Aim of the exercise: Carry none of the pictures over; write out the complete data exactly.

Record set:
_ _ _ _ _

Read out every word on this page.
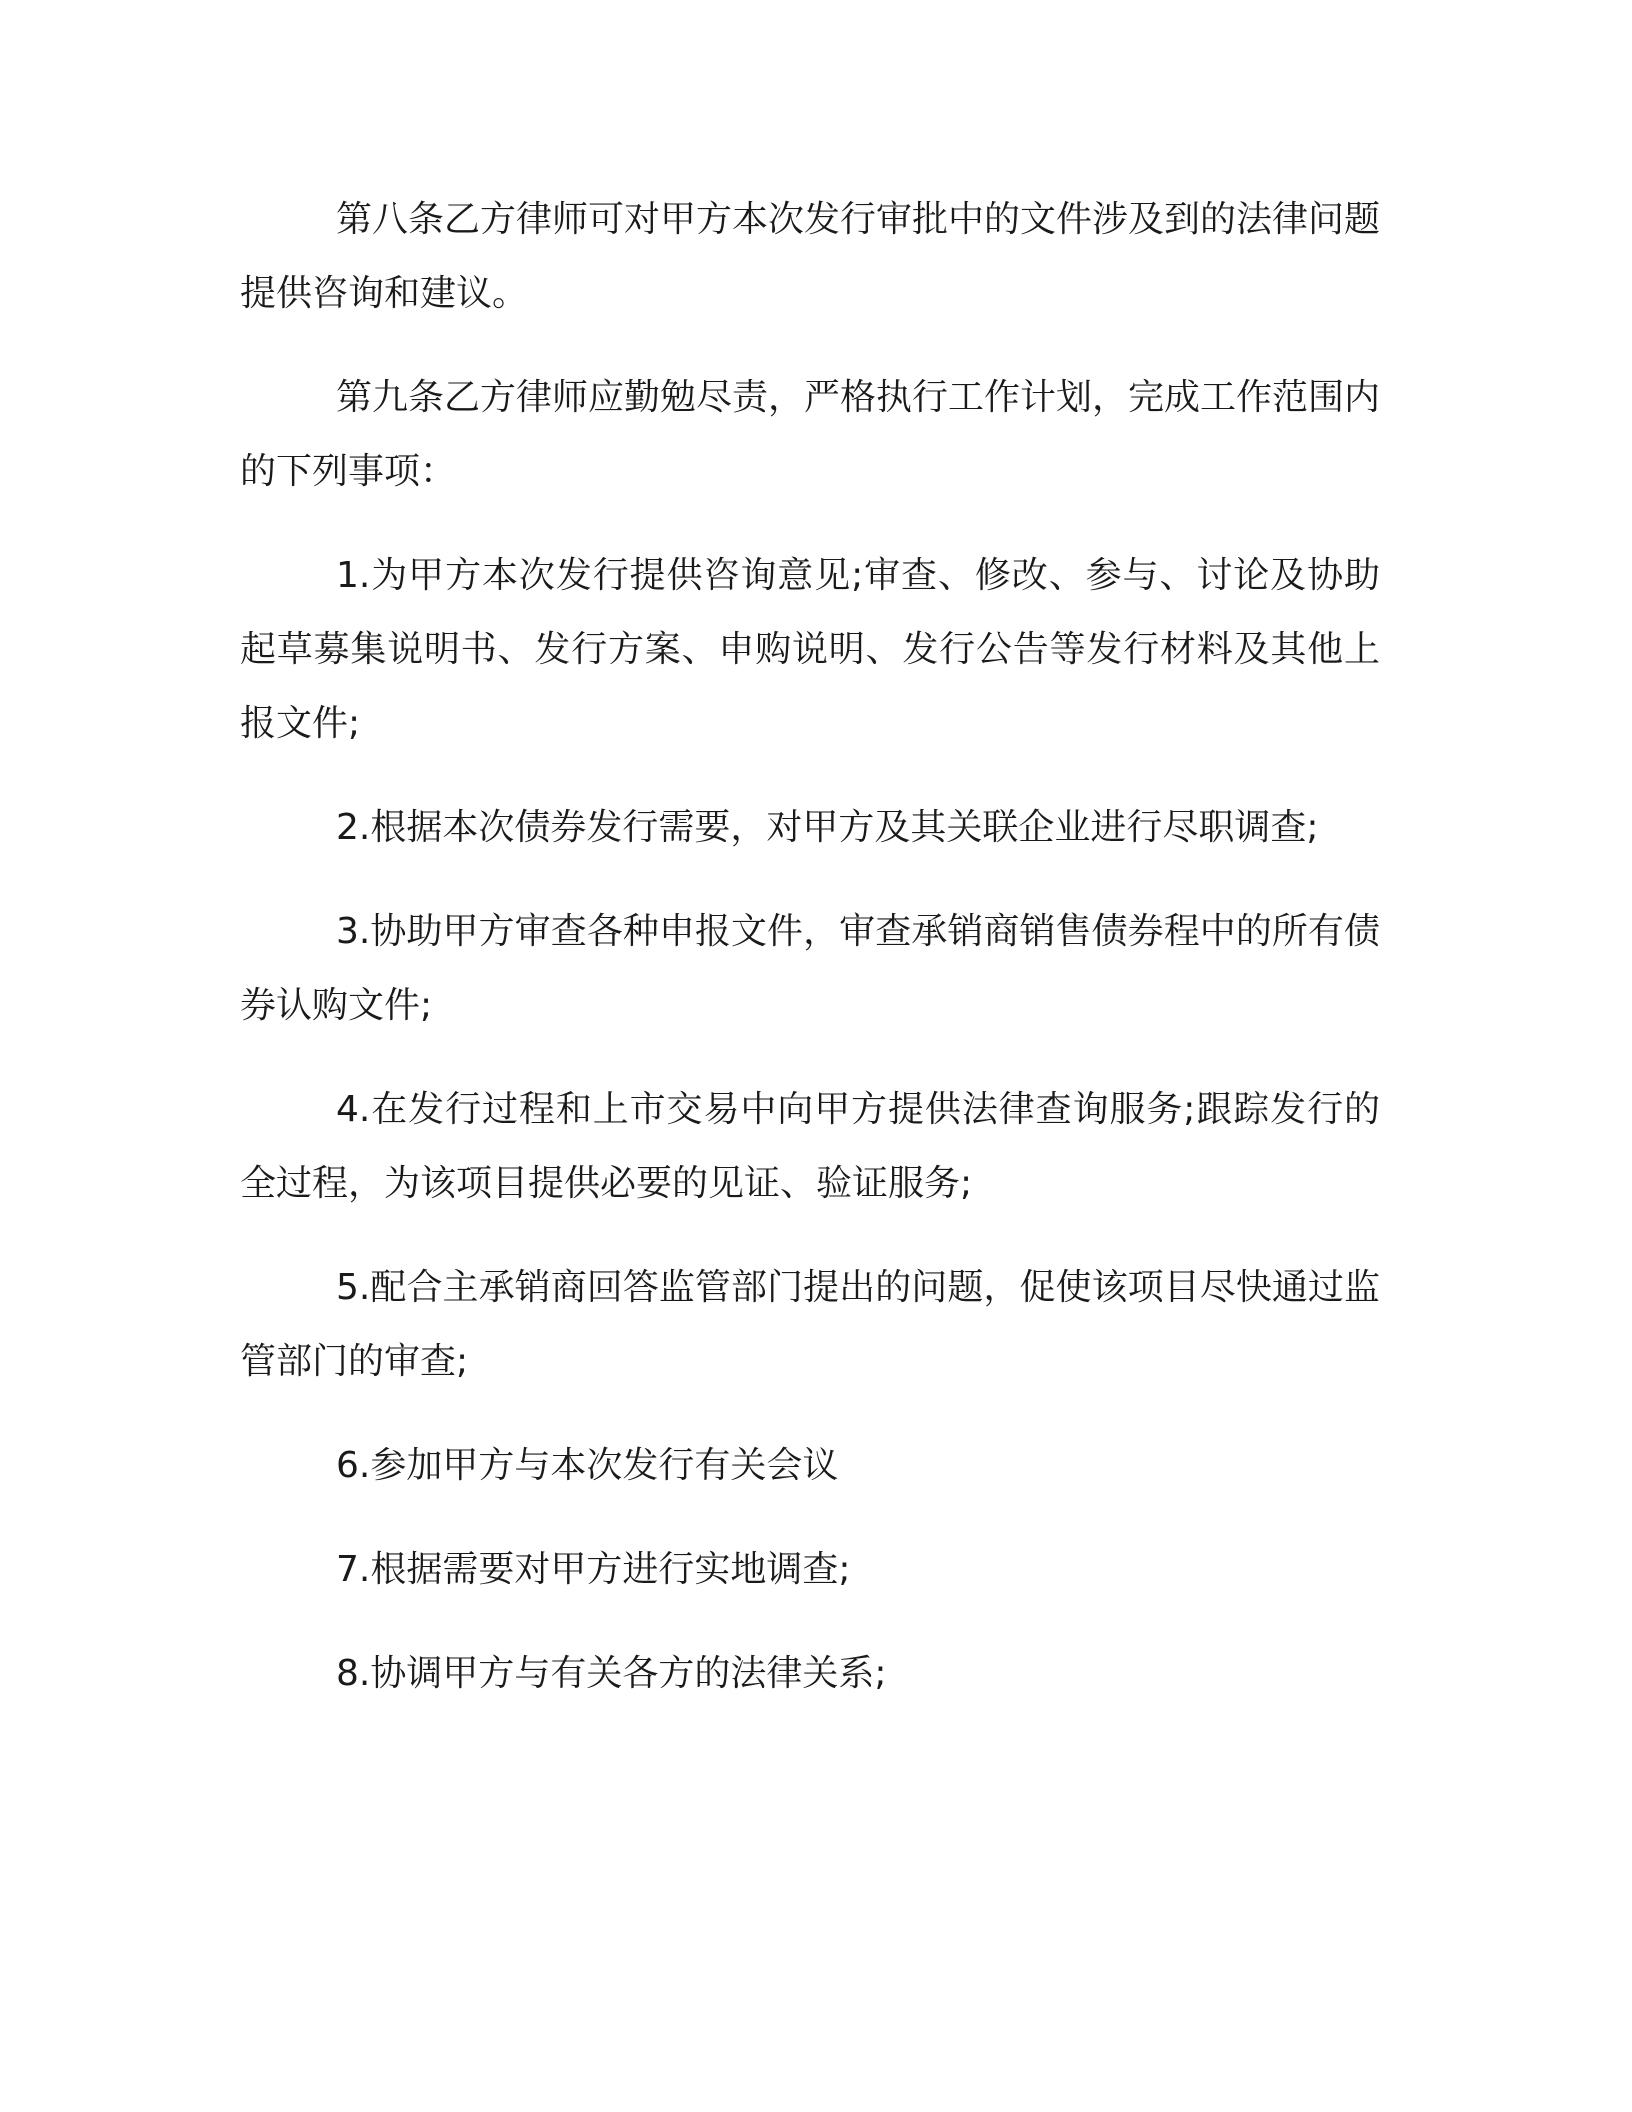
第八条乙方律师可对甲方本次发行审批中的文件涉及到的法律问题提供咨询和建议。

第九条乙方律师应勤勉尽责，严格执行工作计划，完成工作范围内的下列事项：

1.为甲方本次发行提供咨询意见;审查、修改、参与、讨论及协助起草募集说明书、发行方案、申购说明、发行公告等发行材料及其他上报文件;

2.根据本次债券发行需要，对甲方及其关联企业进行尽职调查;

3.协助甲方审查各种申报文件，审查承销商销售债券程中的所有债券认购文件;

4.在发行过程和上市交易中向甲方提供法律查询服务;跟踪发行的全过程，为该项目提供必要的见证、验证服务;

5.配合主承销商回答监管部门提出的问题，促使该项目尽快通过监管部门的审查;

6.参加甲方与本次发行有关会议

7.根据需要对甲方进行实地调查;

8.协调甲方与有关各方的法律关系;
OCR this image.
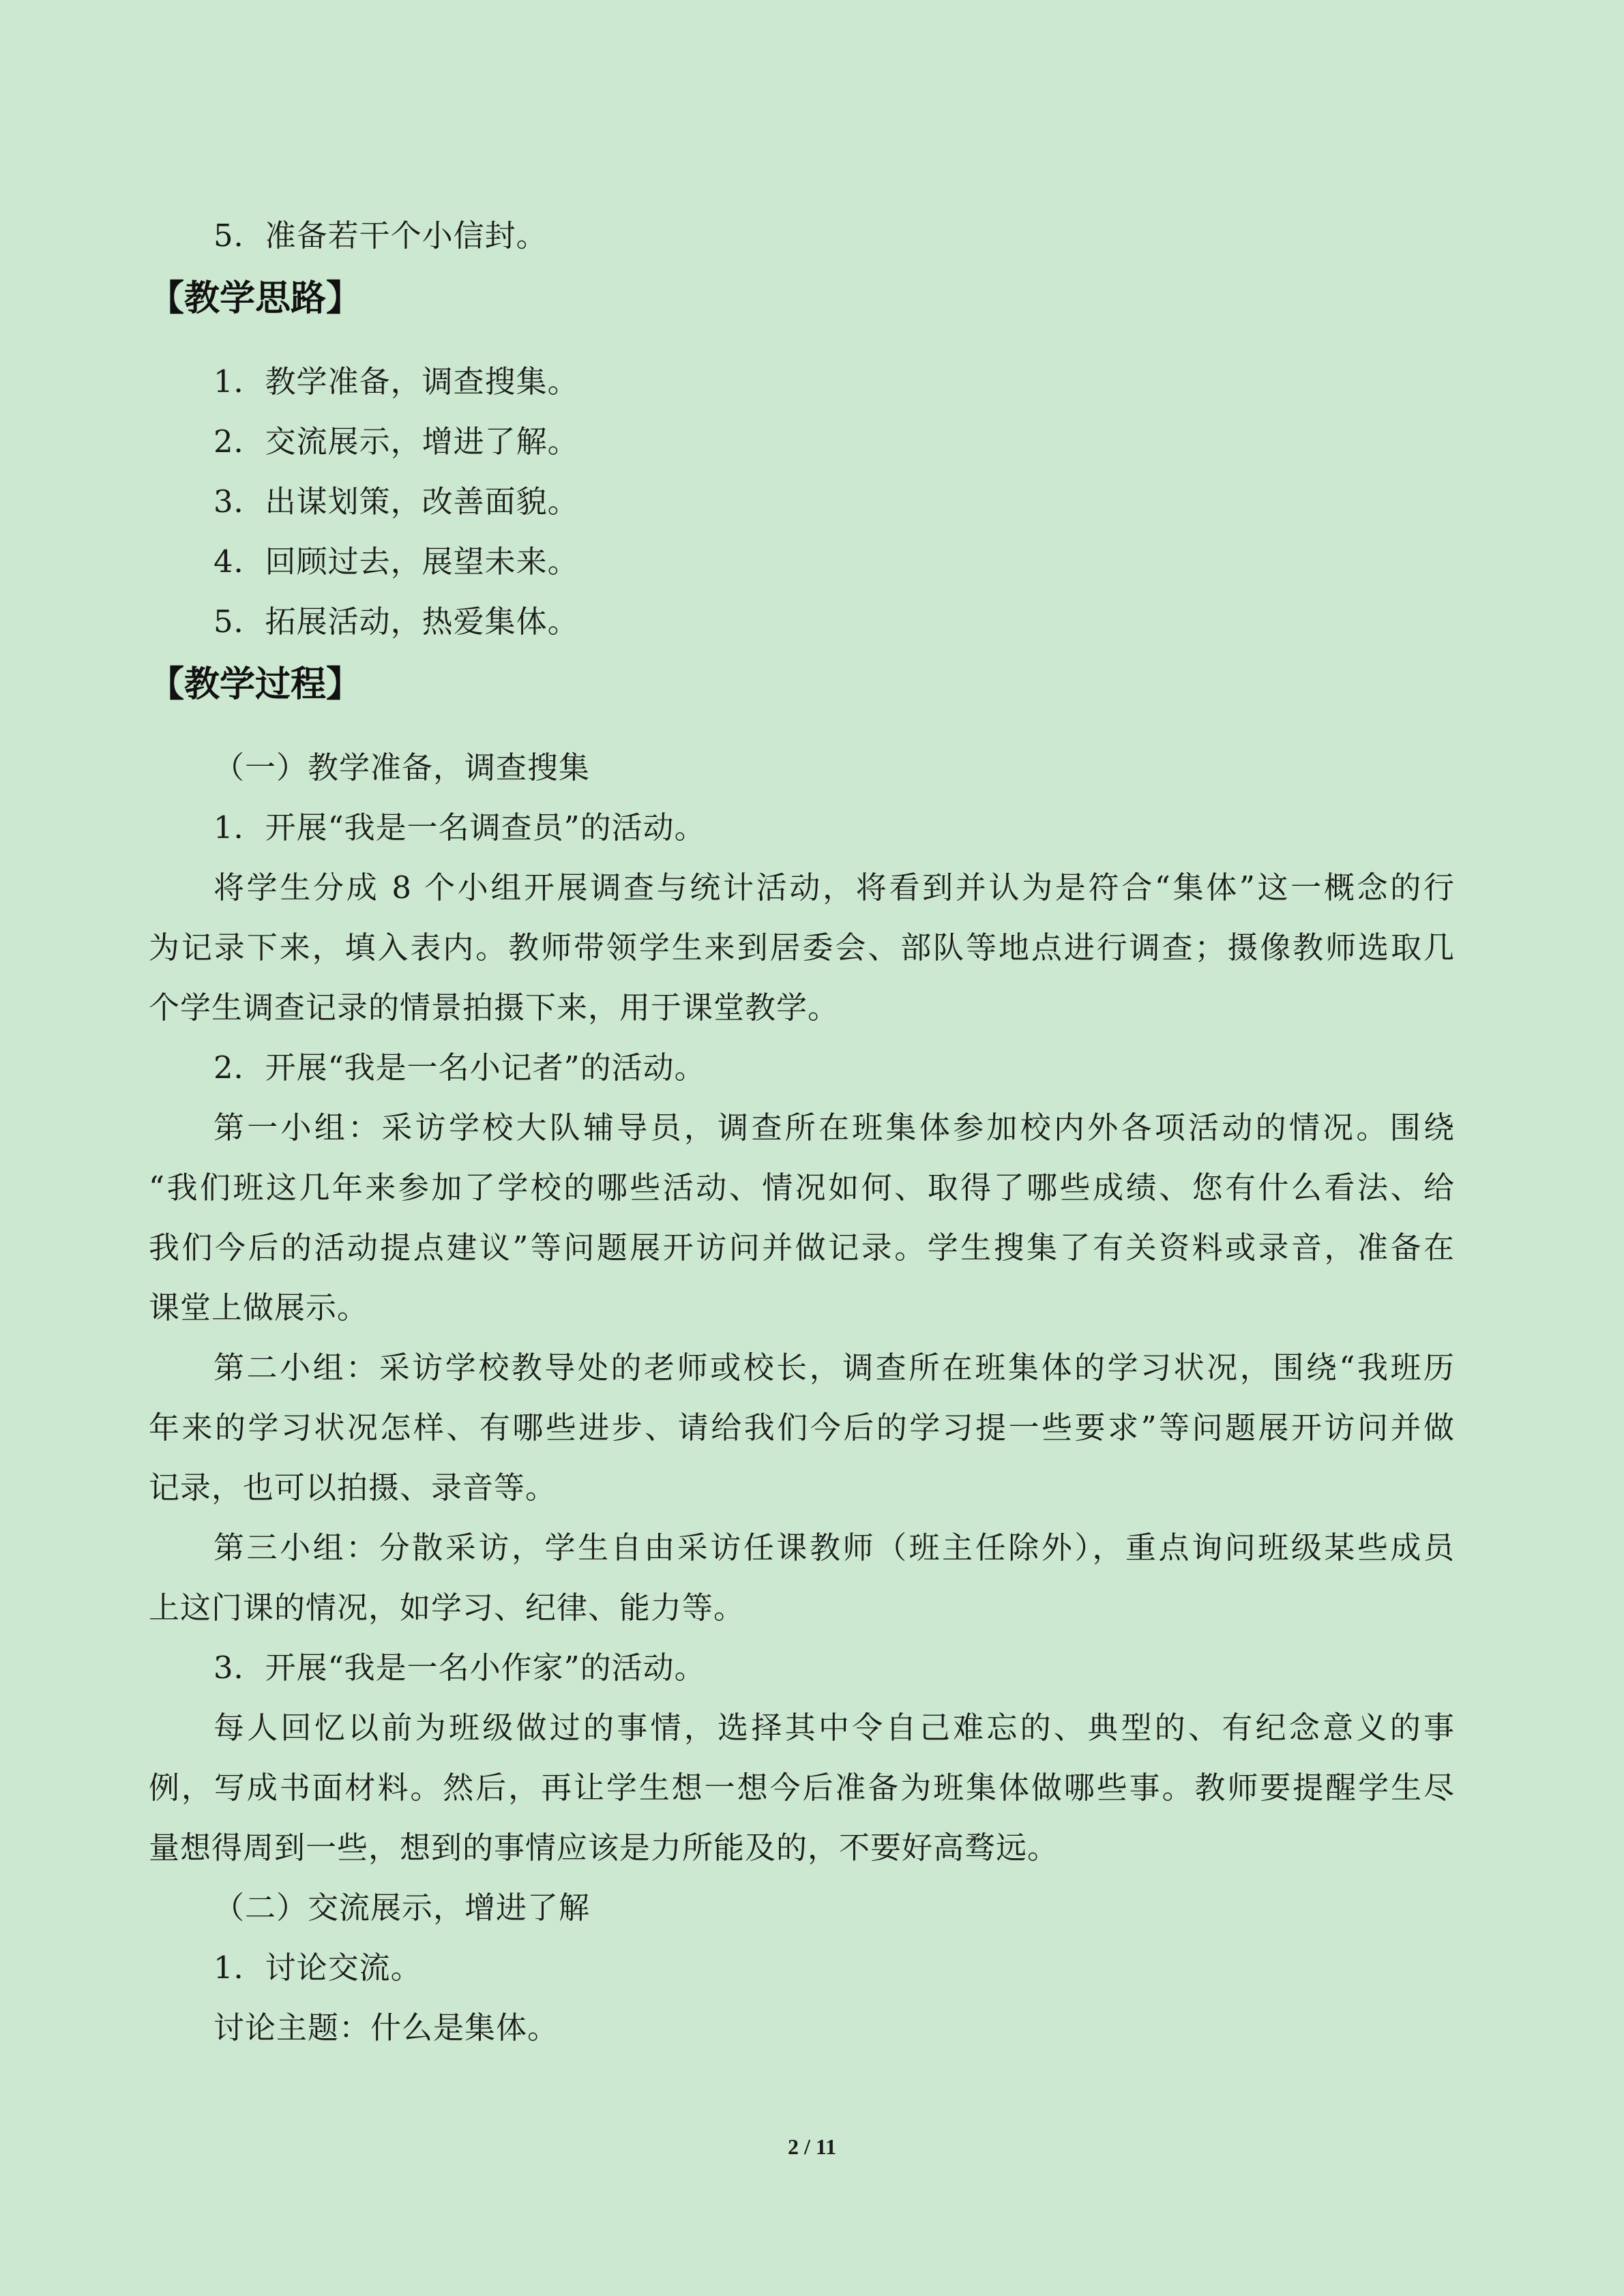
5．准备若干个小信封。
【教学思路】
1．教学准备，调查搜集。
2．交流展示，增进了解。
3．出谋划策，改善面貌。
4．回顾过去，展望未来。
5．拓展活动，热爱集体。
【教学过程】
（一）教学准备，调查搜集
1．开展“我是一名调查员”的活动。
将学生分成 8 个小组开展调查与统计活动，将看到并认为是符合“集体”这一概念的行
为记录下来，填入表内。教师带领学生来到居委会、部队等地点进行调查；摄像教师选取几
个学生调查记录的情景拍摄下来，用于课堂教学。
2．开展“我是一名小记者”的活动。
第一小组：采访学校大队辅导员，调查所在班集体参加校内外各项活动的情况。围绕
“我们班这几年来参加了学校的哪些活动、情况如何、取得了哪些成绩、您有什么看法、给
我们今后的活动提点建议”等问题展开访问并做记录。学生搜集了有关资料或录音，准备在
课堂上做展示。
第二小组：采访学校教导处的老师或校长，调查所在班集体的学习状况，围绕“我班历
年来的学习状况怎样、有哪些进步、请给我们今后的学习提一些要求”等问题展开访问并做
记录，也可以拍摄、录音等。
第三小组：分散采访，学生自由采访任课教师（班主任除外），重点询问班级某些成员
上这门课的情况，如学习、纪律、能力等。
3．开展“我是一名小作家”的活动。
每人回忆以前为班级做过的事情，选择其中令自己难忘的、典型的、有纪念意义的事
例，写成书面材料。然后，再让学生想一想今后准备为班集体做哪些事。教师要提醒学生尽
量想得周到一些，想到的事情应该是力所能及的，不要好高骛远。
（二）交流展示，增进了解
1．讨论交流。
讨论主题：什么是集体。
2 / 11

_ _ _ _ _

Answer for this exercise:
Read out every word on this page.
第八条乙方律师可对甲方本次发行审批中的文件涉及到的法律问题提供咨询和建议。

第九条乙方律师应勤勉尽责，严格执行工作计划，完成工作范围内的下列事项：

1.为甲方本次发行提供咨询意见;审查、修改、参与、讨论及协助起草募集说明书、发行方案、申购说明、发行公告等发行材料及其他上报文件;

2.根据本次债券发行需要，对甲方及其关联企业进行尽职调查;

3.协助甲方审查各种申报文件，审查承销商销售债券程中的所有债券认购文件;

4.在发行过程和上市交易中向甲方提供法律查询服务;跟踪发行的全过程，为该项目提供必要的见证、验证服务;

5.配合主承销商回答监管部门提出的问题，促使该项目尽快通过监管部门的审查;

6.参加甲方与本次发行有关会议

7.根据需要对甲方进行实地调查;

8.协调甲方与有关各方的法律关系;
OCR this image.
5．准备若干个小信封。
【教学思路】
1．教学准备，调查搜集。
2．交流展示，增进了解。
3．出谋划策，改善面貌。
4．回顾过去，展望未来。
5．拓展活动，热爱集体。
【教学过程】
（一）教学准备，调查搜集
1．开展“我是一名调查员”的活动。
将学生分成 8 个小组开展调查与统计活动，将看到并认为是符合“集体”这一概念的行
为记录下来，填入表内。教师带领学生来到居委会、部队等地点进行调查；摄像教师选取几
个学生调查记录的情景拍摄下来，用于课堂教学。
2．开展“我是一名小记者”的活动。
第一小组：采访学校大队辅导员，调查所在班集体参加校内外各项活动的情况。围绕
“我们班这几年来参加了学校的哪些活动、情况如何、取得了哪些成绩、您有什么看法、给
我们今后的活动提点建议”等问题展开访问并做记录。学生搜集了有关资料或录音，准备在
课堂上做展示。
第二小组：采访学校教导处的老师或校长，调查所在班集体的学习状况，围绕“我班历
年来的学习状况怎样、有哪些进步、请给我们今后的学习提一些要求”等问题展开访问并做
记录，也可以拍摄、录音等。
第三小组：分散采访，学生自由采访任课教师（班主任除外），重点询问班级某些成员
上这门课的情况，如学习、纪律、能力等。
3．开展“我是一名小作家”的活动。
每人回忆以前为班级做过的事情，选择其中令自己难忘的、典型的、有纪念意义的事
例，写成书面材料。然后，再让学生想一想今后准备为班集体做哪些事。教师要提醒学生尽
量想得周到一些，想到的事情应该是力所能及的，不要好高骛远。
（二）交流展示，增进了解
1．讨论交流。
讨论主题：什么是集体。
2 / 11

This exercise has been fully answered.